Leave out the pictures and return every entry exactly as it appears.

[begin DATA LINES]

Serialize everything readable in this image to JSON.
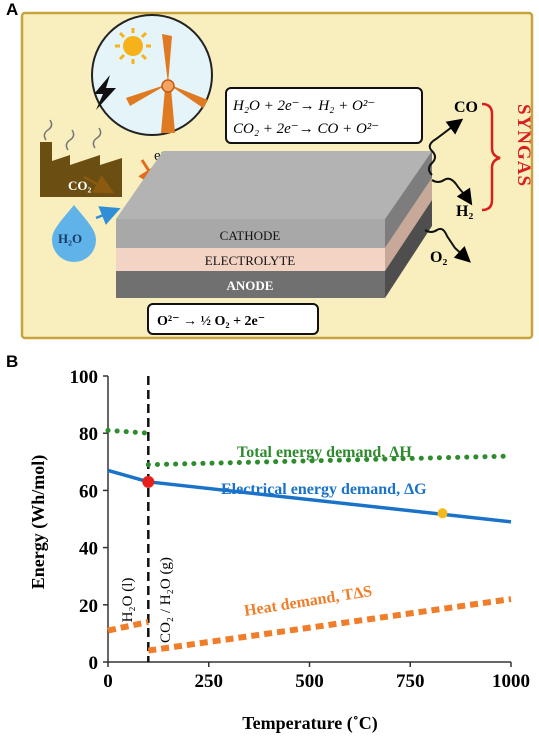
{
  "panel_a": {
    "label": "A",
    "reactions_cathode": [
      "H₂O  + 2e⁻→ H₂ + O²⁻",
      "CO₂  + 2e⁻→ CO + O²⁻"
    ],
    "reaction_anode": "O²⁻ → ½ O₂ + 2e⁻",
    "layers": {
      "cathode": "CATHODE",
      "electrolyte": "ELECTROLYTE",
      "anode": "ANODE"
    },
    "inputs": {
      "co2": "CO₂",
      "h2o": "H₂O",
      "electron": "e⁻"
    },
    "outputs": {
      "co": "CO",
      "h2": "H₂",
      "o2": "O₂",
      "syngas": "SYNGAS"
    },
    "colors": {
      "background": "#f9efbe",
      "border": "#c8a33b",
      "syngas": "#d62020",
      "cathode": "#a8a8a8",
      "electrolyte": "#f3d3c3",
      "anode": "#707070",
      "factory": "#6b4e12",
      "water": "#5fb3e8"
    }
  },
  "panel_b": {
    "label": "B",
    "chart_data": {
      "type": "line",
      "xlabel": "Temperature (˚C)",
      "ylabel": "Energy (Wh/mol)",
      "xlim": [
        0,
        1000
      ],
      "ylim": [
        0,
        100
      ],
      "xticks": [
        0,
        250,
        500,
        750,
        1000
      ],
      "yticks": [
        0,
        20,
        40,
        60,
        80,
        100
      ],
      "phase_boundary_x": 100,
      "phase_labels": [
        "H₂O (l)",
        "CO₂ / H₂O (g)"
      ],
      "series": [
        {
          "name": "Total energy demand, ΔH",
          "style": "dotted",
          "color": "#2e8b2e",
          "segments": [
            {
              "x": [
                0,
                100
              ],
              "y": [
                81,
                80
              ]
            },
            {
              "x": [
                100,
                1000
              ],
              "y": [
                69,
                72
              ]
            }
          ]
        },
        {
          "name": "Electrical energy demand, ΔG",
          "style": "solid",
          "color": "#1a73c8",
          "segments": [
            {
              "x": [
                0,
                100
              ],
              "y": [
                67,
                63
              ]
            },
            {
              "x": [
                100,
                1000
              ],
              "y": [
                63,
                49
              ]
            }
          ]
        },
        {
          "name": "Heat demand, TΔS",
          "style": "dashed",
          "color": "#f07d2a",
          "segments": [
            {
              "x": [
                0,
                100
              ],
              "y": [
                11,
                14
              ]
            },
            {
              "x": [
                100,
                1000
              ],
              "y": [
                4,
                22
              ]
            }
          ]
        }
      ],
      "markers": [
        {
          "x": 100,
          "y": 63,
          "color": "#e8201c"
        },
        {
          "x": 830,
          "y": 52,
          "color": "#f4b91a"
        }
      ]
    }
  }
}
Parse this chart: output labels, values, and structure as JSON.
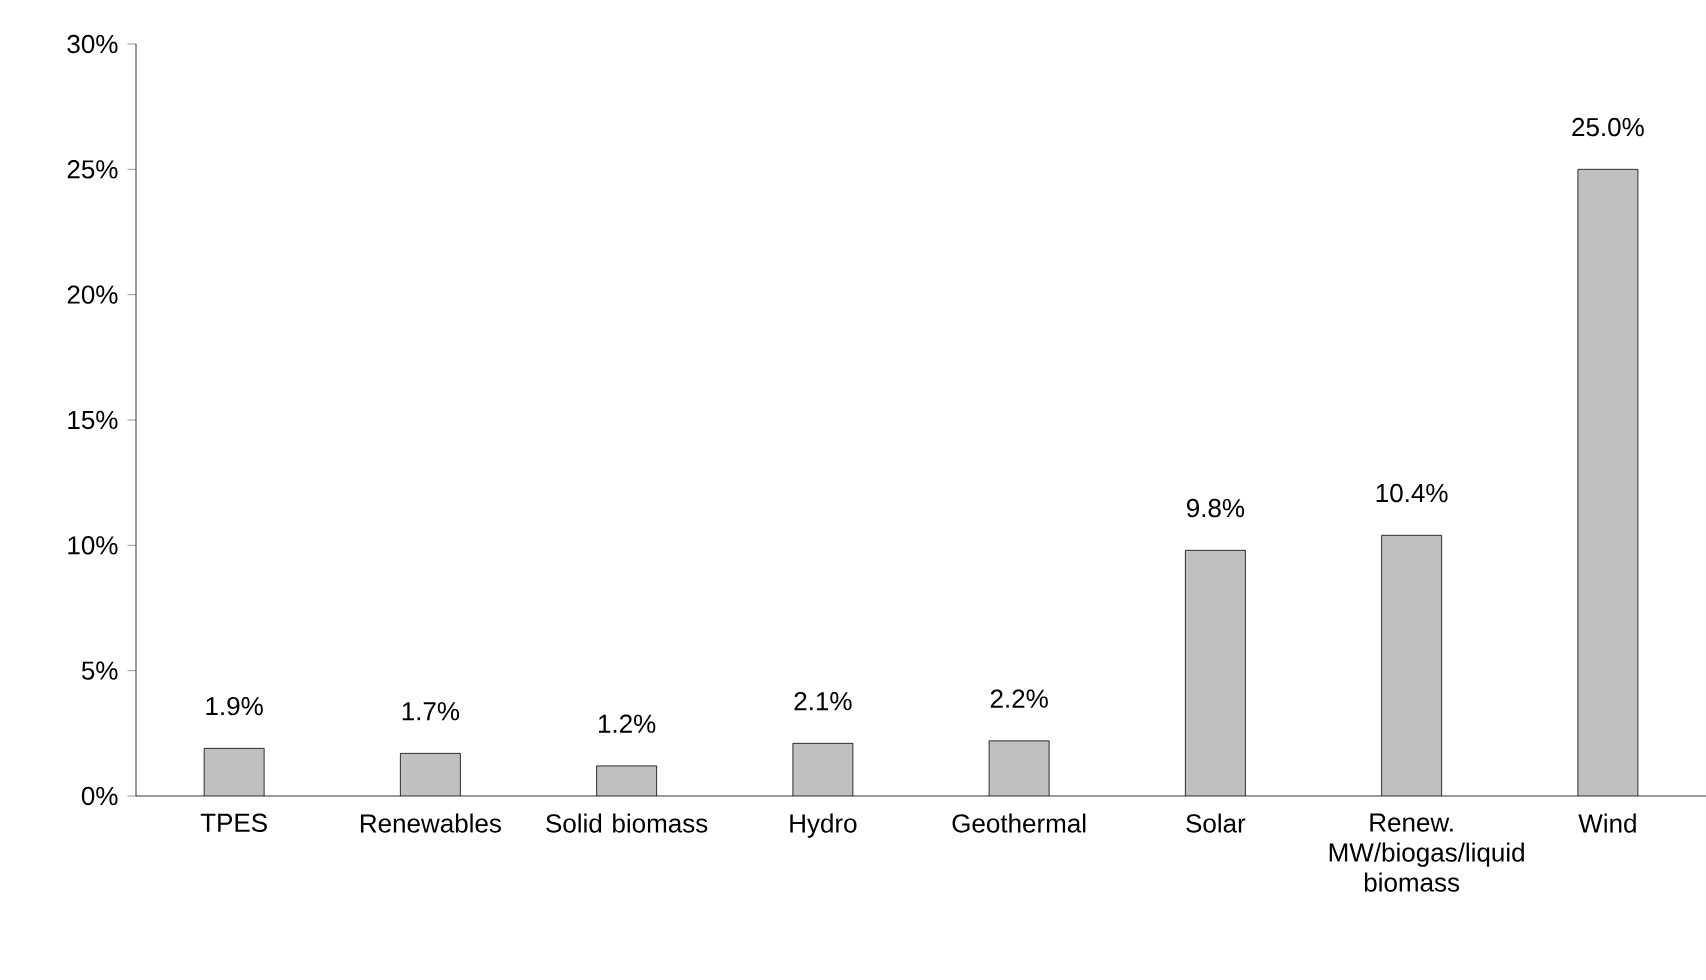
{
  "chart_data": {
    "type": "bar",
    "categories": [
      "TPES",
      "Renewables",
      "Solid biomass",
      "Hydro",
      "Geothermal",
      "Solar",
      "Renew. MW/biogas/liquid biomass",
      "Wind"
    ],
    "values": [
      1.9,
      1.7,
      1.2,
      2.1,
      2.2,
      9.8,
      10.4,
      25.0
    ],
    "value_labels": [
      "1.9%",
      "1.7%",
      "1.2%",
      "2.1%",
      "2.2%",
      "9.8%",
      "10.4%",
      "25.0%"
    ],
    "color": "#c0c0c0",
    "ylim": [
      0,
      30
    ],
    "yticks": [
      {
        "value": 0,
        "label": "0%"
      },
      {
        "value": 5,
        "label": "5%"
      },
      {
        "value": 10,
        "label": "10%"
      },
      {
        "value": 15,
        "label": "15%"
      },
      {
        "value": 20,
        "label": "20%"
      },
      {
        "value": 25,
        "label": "25%"
      },
      {
        "value": 30,
        "label": "30%"
      }
    ],
    "grid": false
  }
}
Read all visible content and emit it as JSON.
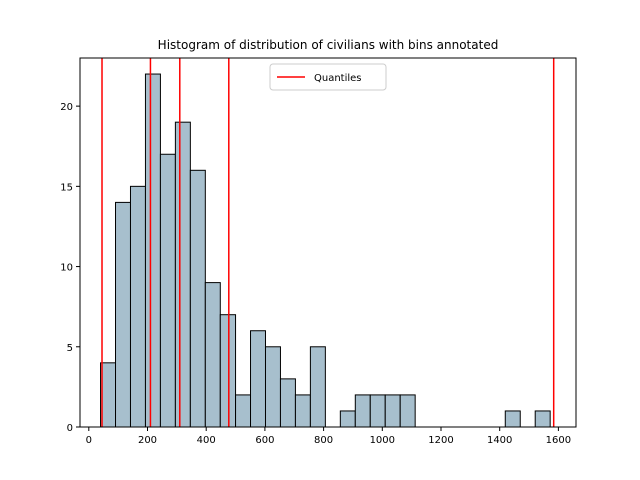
{
  "chart_data": {
    "type": "bar",
    "title": "Histogram of distribution of civilians with bins annotated",
    "xlabel": "",
    "ylabel": "",
    "xlim": [
      -30,
      1660
    ],
    "ylim": [
      0,
      23
    ],
    "xticks": [
      0,
      200,
      400,
      600,
      800,
      1000,
      1200,
      1400,
      1600
    ],
    "yticks": [
      0,
      5,
      10,
      15,
      20
    ],
    "bins": [
      {
        "x0": 40,
        "x1": 91,
        "count": 4
      },
      {
        "x0": 91,
        "x1": 142,
        "count": 14
      },
      {
        "x0": 142,
        "x1": 193,
        "count": 15
      },
      {
        "x0": 193,
        "x1": 244,
        "count": 22
      },
      {
        "x0": 244,
        "x1": 295,
        "count": 17
      },
      {
        "x0": 295,
        "x1": 346,
        "count": 19
      },
      {
        "x0": 346,
        "x1": 397,
        "count": 16
      },
      {
        "x0": 397,
        "x1": 448,
        "count": 9
      },
      {
        "x0": 448,
        "x1": 500,
        "count": 7
      },
      {
        "x0": 500,
        "x1": 551,
        "count": 2
      },
      {
        "x0": 551,
        "x1": 602,
        "count": 6
      },
      {
        "x0": 602,
        "x1": 653,
        "count": 5
      },
      {
        "x0": 653,
        "x1": 704,
        "count": 3
      },
      {
        "x0": 704,
        "x1": 755,
        "count": 2
      },
      {
        "x0": 755,
        "x1": 806,
        "count": 5
      },
      {
        "x0": 857,
        "x1": 908,
        "count": 1
      },
      {
        "x0": 908,
        "x1": 959,
        "count": 2
      },
      {
        "x0": 959,
        "x1": 1010,
        "count": 2
      },
      {
        "x0": 1010,
        "x1": 1061,
        "count": 2
      },
      {
        "x0": 1061,
        "x1": 1112,
        "count": 2
      },
      {
        "x0": 1419,
        "x1": 1470,
        "count": 1
      },
      {
        "x0": 1521,
        "x1": 1572,
        "count": 1
      }
    ],
    "quantile_lines": [
      45,
      210,
      310,
      477,
      1584
    ],
    "series": [
      {
        "name": "Quantiles",
        "kind": "vline"
      }
    ],
    "bar_color": "#a7bfcd",
    "bar_edge_color": "#000000",
    "quantile_color": "#ff0000",
    "legend_position": "top-center",
    "grid": false
  }
}
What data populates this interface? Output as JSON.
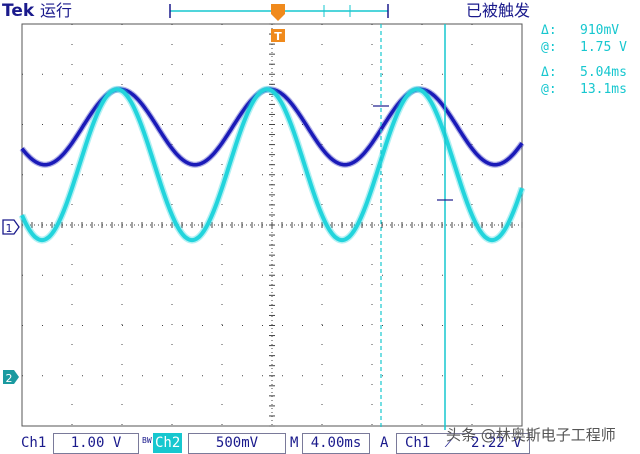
{
  "header": {
    "brand": "Tek",
    "run_state": "运行",
    "trigger_state": "已被触发"
  },
  "cursor_readouts": {
    "voltage_delta_label": "Δ:",
    "voltage_delta": "910mV",
    "voltage_at_label": "@:",
    "voltage_at": "1.75 V",
    "time_delta_label": "Δ:",
    "time_delta": "5.04ms",
    "time_at_label": "@:",
    "time_at": "13.1ms"
  },
  "markers": {
    "ch1": "1",
    "ch2": "2",
    "trigger": "T"
  },
  "status_bar": {
    "ch1_label": "Ch1",
    "ch1_scale": "1.00 V",
    "bw_mark": "BW",
    "ch2_label": "Ch2",
    "ch2_scale": "500mV",
    "mode_label": "M",
    "timebase": "4.00ms",
    "trigger_mode": "A",
    "trigger_source": "Ch1",
    "trigger_level": "2.22 V"
  },
  "watermark": "头条 @林奥斯电子工程师",
  "colors": {
    "ch1": "#1a1ab8",
    "ch2": "#22d4dc",
    "grid": "#3a3a3a",
    "accent": "#f08a1c"
  },
  "chart_data": {
    "type": "line",
    "x_unit": "ms",
    "x_per_division": 4.0,
    "divisions_x": 10,
    "divisions_y": 8,
    "series": [
      {
        "name": "Ch1",
        "period_divisions": 3.0,
        "amplitude_divisions": 0.75,
        "center_divisions": 1.95
      },
      {
        "name": "Ch2",
        "period_divisions": 3.0,
        "amplitude_divisions": 1.5,
        "center_divisions": 1.2
      }
    ]
  }
}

[end DATA LINES]

◆ FINAL RESULT ◆
Serialize everything readable in this image to JSON.
{
  "panel_a": {
    "label": "A",
    "reactions_cathode": [
      "H₂O  + 2e⁻→ H₂ + O²⁻",
      "CO₂  + 2e⁻→ CO + O²⁻"
    ],
    "reaction_anode": "O²⁻ → ½ O₂ + 2e⁻",
    "layers": {
      "cathode": "CATHODE",
      "electrolyte": "ELECTROLYTE",
      "anode": "ANODE"
    },
    "inputs": {
      "co2": "CO₂",
      "h2o": "H₂O",
      "electron": "e⁻"
    },
    "outputs": {
      "co": "CO",
      "h2": "H₂",
      "o2": "O₂",
      "syngas": "SYNGAS"
    },
    "colors": {
      "background": "#f9efbe",
      "border": "#c8a33b",
      "syngas": "#d62020",
      "cathode": "#a8a8a8",
      "electrolyte": "#f3d3c3",
      "anode": "#707070",
      "factory": "#6b4e12",
      "water": "#5fb3e8"
    }
  },
  "panel_b": {
    "label": "B",
    "chart_data": {
      "type": "line",
      "xlabel": "Temperature (˚C)",
      "ylabel": "Energy (Wh/mol)",
      "xlim": [
        0,
        1000
      ],
      "ylim": [
        0,
        100
      ],
      "xticks": [
        0,
        250,
        500,
        750,
        1000
      ],
      "yticks": [
        0,
        20,
        40,
        60,
        80,
        100
      ],
      "phase_boundary_x": 100,
      "phase_labels": [
        "H₂O (l)",
        "CO₂ / H₂O (g)"
      ],
      "series": [
        {
          "name": "Total energy demand, ΔH",
          "style": "dotted",
          "color": "#2e8b2e",
          "segments": [
            {
              "x": [
                0,
                100
              ],
              "y": [
                81,
                80
              ]
            },
            {
              "x": [
                100,
                1000
              ],
              "y": [
                69,
                72
              ]
            }
          ]
        },
        {
          "name": "Electrical energy demand, ΔG",
          "style": "solid",
          "color": "#1a73c8",
          "segments": [
            {
              "x": [
                0,
                100
              ],
              "y": [
                67,
                63
              ]
            },
            {
              "x": [
                100,
                1000
              ],
              "y": [
                63,
                49
              ]
            }
          ]
        },
        {
          "name": "Heat demand, TΔS",
          "style": "dashed",
          "color": "#f07d2a",
          "segments": [
            {
              "x": [
                0,
                100
              ],
              "y": [
                11,
                14
              ]
            },
            {
              "x": [
                100,
                1000
              ],
              "y": [
                4,
                22
              ]
            }
          ]
        }
      ],
      "markers": [
        {
          "x": 100,
          "y": 63,
          "color": "#e8201c"
        },
        {
          "x": 830,
          "y": 52,
          "color": "#f4b91a"
        }
      ]
    }
  }
}
Parse this chart: output labels, values, and structure as JSON.
{
  "chart_data": {
    "type": "bar",
    "categories": [
      "TPES",
      "Renewables",
      "Solid biomass",
      "Hydro",
      "Geothermal",
      "Solar",
      "Renew. MW/biogas/liquid biomass",
      "Wind"
    ],
    "values": [
      1.9,
      1.7,
      1.2,
      2.1,
      2.2,
      9.8,
      10.4,
      25.0
    ],
    "value_labels": [
      "1.9%",
      "1.7%",
      "1.2%",
      "2.1%",
      "2.2%",
      "9.8%",
      "10.4%",
      "25.0%"
    ],
    "color": "#c0c0c0",
    "ylim": [
      0,
      30
    ],
    "yticks": [
      {
        "value": 0,
        "label": "0%"
      },
      {
        "value": 5,
        "label": "5%"
      },
      {
        "value": 10,
        "label": "10%"
      },
      {
        "value": 15,
        "label": "15%"
      },
      {
        "value": 20,
        "label": "20%"
      },
      {
        "value": 25,
        "label": "25%"
      },
      {
        "value": 30,
        "label": "30%"
      }
    ],
    "grid": false
  }
}
Read all visible content and emit it as JSON.
{
  "chart_data": {
    "type": "bar",
    "title": "Histogram of distribution of civilians with bins annotated",
    "xlabel": "",
    "ylabel": "",
    "xlim": [
      -30,
      1660
    ],
    "ylim": [
      0,
      23
    ],
    "xticks": [
      0,
      200,
      400,
      600,
      800,
      1000,
      1200,
      1400,
      1600
    ],
    "yticks": [
      0,
      5,
      10,
      15,
      20
    ],
    "bins": [
      {
        "x0": 40,
        "x1": 91,
        "count": 4
      },
      {
        "x0": 91,
        "x1": 142,
        "count": 14
      },
      {
        "x0": 142,
        "x1": 193,
        "count": 15
      },
      {
        "x0": 193,
        "x1": 244,
        "count": 22
      },
      {
        "x0": 244,
        "x1": 295,
        "count": 17
      },
      {
        "x0": 295,
        "x1": 346,
        "count": 19
      },
      {
        "x0": 346,
        "x1": 397,
        "count": 16
      },
      {
        "x0": 397,
        "x1": 448,
        "count": 9
      },
      {
        "x0": 448,
        "x1": 500,
        "count": 7
      },
      {
        "x0": 500,
        "x1": 551,
        "count": 2
      },
      {
        "x0": 551,
        "x1": 602,
        "count": 6
      },
      {
        "x0": 602,
        "x1": 653,
        "count": 5
      },
      {
        "x0": 653,
        "x1": 704,
        "count": 3
      },
      {
        "x0": 704,
        "x1": 755,
        "count": 2
      },
      {
        "x0": 755,
        "x1": 806,
        "count": 5
      },
      {
        "x0": 857,
        "x1": 908,
        "count": 1
      },
      {
        "x0": 908,
        "x1": 959,
        "count": 2
      },
      {
        "x0": 959,
        "x1": 1010,
        "count": 2
      },
      {
        "x0": 1010,
        "x1": 1061,
        "count": 2
      },
      {
        "x0": 1061,
        "x1": 1112,
        "count": 2
      },
      {
        "x0": 1419,
        "x1": 1470,
        "count": 1
      },
      {
        "x0": 1521,
        "x1": 1572,
        "count": 1
      }
    ],
    "quantile_lines": [
      45,
      210,
      310,
      477,
      1584
    ],
    "series": [
      {
        "name": "Quantiles",
        "kind": "vline"
      }
    ],
    "bar_color": "#a7bfcd",
    "bar_edge_color": "#000000",
    "quantile_color": "#ff0000",
    "legend_position": "top-center",
    "grid": false
  }
}
What data populates this interface? Output as JSON.
{
  "header": {
    "brand": "Tek",
    "run_state": "运行",
    "trigger_state": "已被触发"
  },
  "cursor_readouts": {
    "voltage_delta_label": "Δ:",
    "voltage_delta": "910mV",
    "voltage_at_label": "@:",
    "voltage_at": "1.75 V",
    "time_delta_label": "Δ:",
    "time_delta": "5.04ms",
    "time_at_label": "@:",
    "time_at": "13.1ms"
  },
  "markers": {
    "ch1": "1",
    "ch2": "2",
    "trigger": "T"
  },
  "status_bar": {
    "ch1_label": "Ch1",
    "ch1_scale": "1.00 V",
    "bw_mark": "BW",
    "ch2_label": "Ch2",
    "ch2_scale": "500mV",
    "mode_label": "M",
    "timebase": "4.00ms",
    "trigger_mode": "A",
    "trigger_source": "Ch1",
    "trigger_level": "2.22 V"
  },
  "watermark": "头条 @林奥斯电子工程师",
  "colors": {
    "ch1": "#1a1ab8",
    "ch2": "#22d4dc",
    "grid": "#3a3a3a",
    "accent": "#f08a1c"
  },
  "chart_data": {
    "type": "line",
    "x_unit": "ms",
    "x_per_division": 4.0,
    "divisions_x": 10,
    "divisions_y": 8,
    "series": [
      {
        "name": "Ch1",
        "period_divisions": 3.0,
        "amplitude_divisions": 0.75,
        "center_divisions": 1.95
      },
      {
        "name": "Ch2",
        "period_divisions": 3.0,
        "amplitude_divisions": 1.5,
        "center_divisions": 1.2
      }
    ]
  }
}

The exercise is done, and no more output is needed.